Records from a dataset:
★ ★ ★ ★ ★ ★ ★
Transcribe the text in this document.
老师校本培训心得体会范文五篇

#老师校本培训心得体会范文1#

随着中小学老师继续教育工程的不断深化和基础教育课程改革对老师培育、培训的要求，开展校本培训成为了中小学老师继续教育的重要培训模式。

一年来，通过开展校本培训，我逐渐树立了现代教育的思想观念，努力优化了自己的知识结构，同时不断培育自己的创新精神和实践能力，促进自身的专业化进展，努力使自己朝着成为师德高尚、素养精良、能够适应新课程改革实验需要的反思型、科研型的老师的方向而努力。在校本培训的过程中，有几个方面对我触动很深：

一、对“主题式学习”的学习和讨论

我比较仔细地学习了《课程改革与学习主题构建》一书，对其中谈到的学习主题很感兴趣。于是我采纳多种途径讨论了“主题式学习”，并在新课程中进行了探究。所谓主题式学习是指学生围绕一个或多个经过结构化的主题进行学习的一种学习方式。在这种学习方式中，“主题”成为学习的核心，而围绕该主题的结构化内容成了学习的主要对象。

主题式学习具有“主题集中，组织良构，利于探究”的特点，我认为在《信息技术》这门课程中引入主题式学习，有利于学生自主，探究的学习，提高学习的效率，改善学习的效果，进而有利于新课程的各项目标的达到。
★ ★ ★ ★ ★ ★ ★
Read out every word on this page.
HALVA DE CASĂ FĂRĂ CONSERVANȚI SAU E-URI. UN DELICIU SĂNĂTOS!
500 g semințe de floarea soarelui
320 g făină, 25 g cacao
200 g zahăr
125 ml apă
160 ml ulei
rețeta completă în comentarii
★ ★ ★ ★ ★ ★ ★
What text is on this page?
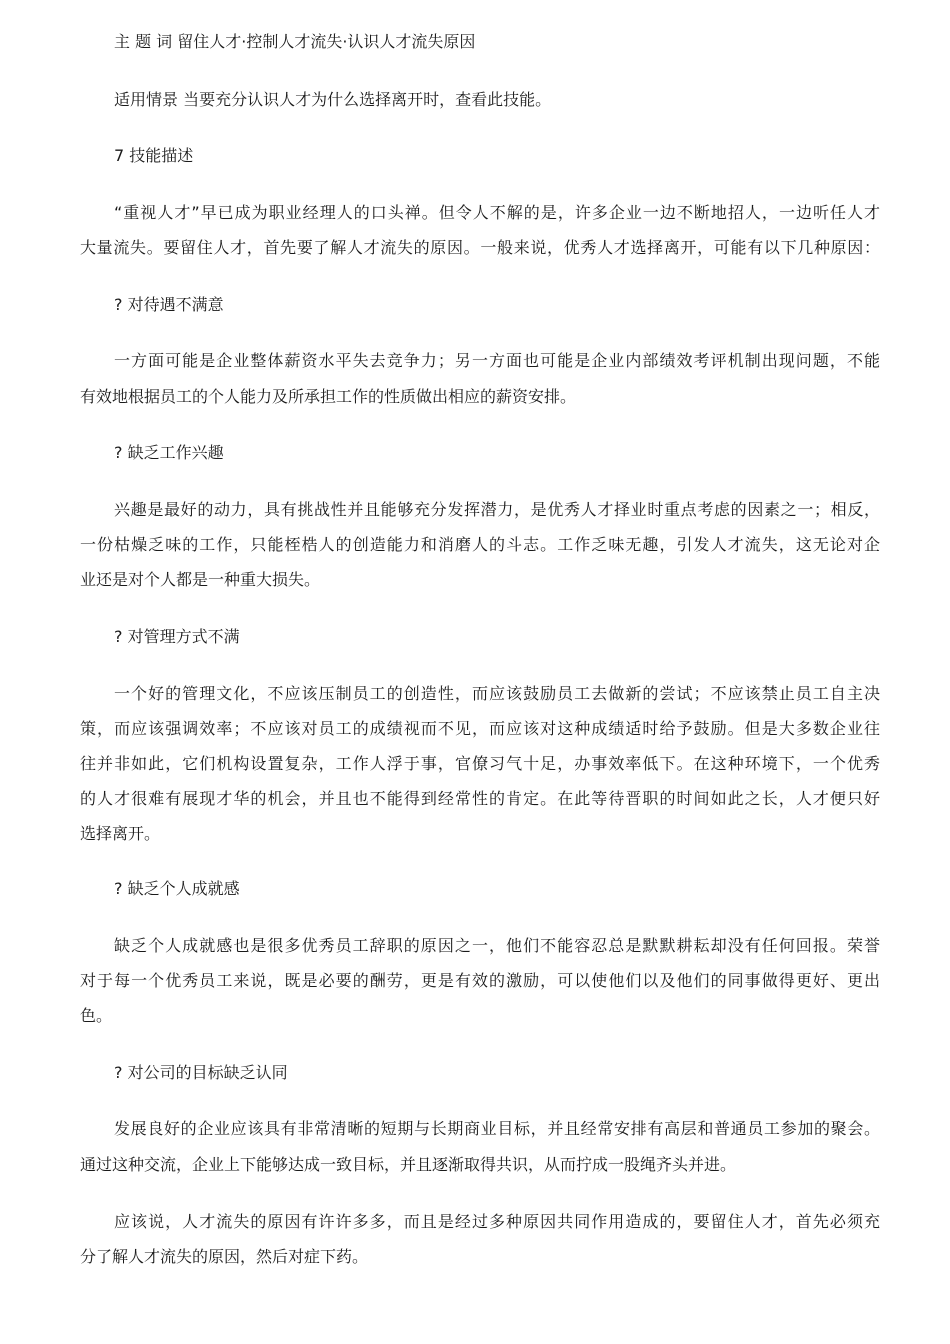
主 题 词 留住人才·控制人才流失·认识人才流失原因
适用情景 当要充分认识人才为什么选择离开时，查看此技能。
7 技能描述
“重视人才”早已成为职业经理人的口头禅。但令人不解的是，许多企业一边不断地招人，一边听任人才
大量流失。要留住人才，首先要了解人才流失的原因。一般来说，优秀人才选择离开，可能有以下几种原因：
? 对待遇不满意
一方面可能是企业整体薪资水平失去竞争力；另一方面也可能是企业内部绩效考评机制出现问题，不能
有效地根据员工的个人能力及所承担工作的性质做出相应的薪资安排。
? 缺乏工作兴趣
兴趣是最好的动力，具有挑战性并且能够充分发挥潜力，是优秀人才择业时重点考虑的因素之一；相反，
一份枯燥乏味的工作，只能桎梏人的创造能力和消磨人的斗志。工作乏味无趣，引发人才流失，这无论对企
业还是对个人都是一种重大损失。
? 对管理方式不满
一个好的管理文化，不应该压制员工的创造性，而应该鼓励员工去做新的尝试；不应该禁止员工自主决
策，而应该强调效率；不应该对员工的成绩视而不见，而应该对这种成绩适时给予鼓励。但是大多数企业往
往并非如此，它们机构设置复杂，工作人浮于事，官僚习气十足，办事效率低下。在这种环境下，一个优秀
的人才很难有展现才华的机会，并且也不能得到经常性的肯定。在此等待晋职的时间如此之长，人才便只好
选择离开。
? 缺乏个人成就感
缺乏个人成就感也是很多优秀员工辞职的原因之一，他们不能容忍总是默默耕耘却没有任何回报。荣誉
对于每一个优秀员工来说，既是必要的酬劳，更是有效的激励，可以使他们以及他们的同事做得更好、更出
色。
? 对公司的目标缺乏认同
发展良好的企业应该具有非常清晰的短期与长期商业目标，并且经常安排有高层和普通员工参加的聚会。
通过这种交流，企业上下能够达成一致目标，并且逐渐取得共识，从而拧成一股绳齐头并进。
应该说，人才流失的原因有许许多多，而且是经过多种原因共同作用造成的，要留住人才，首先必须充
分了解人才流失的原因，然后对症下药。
★ ★ ★ ★ ★ ★ ★
GOAL: Report only the number of lines in the listing that contain the word "要留住人才".

RESPONSE TO THE EXERCISE: 2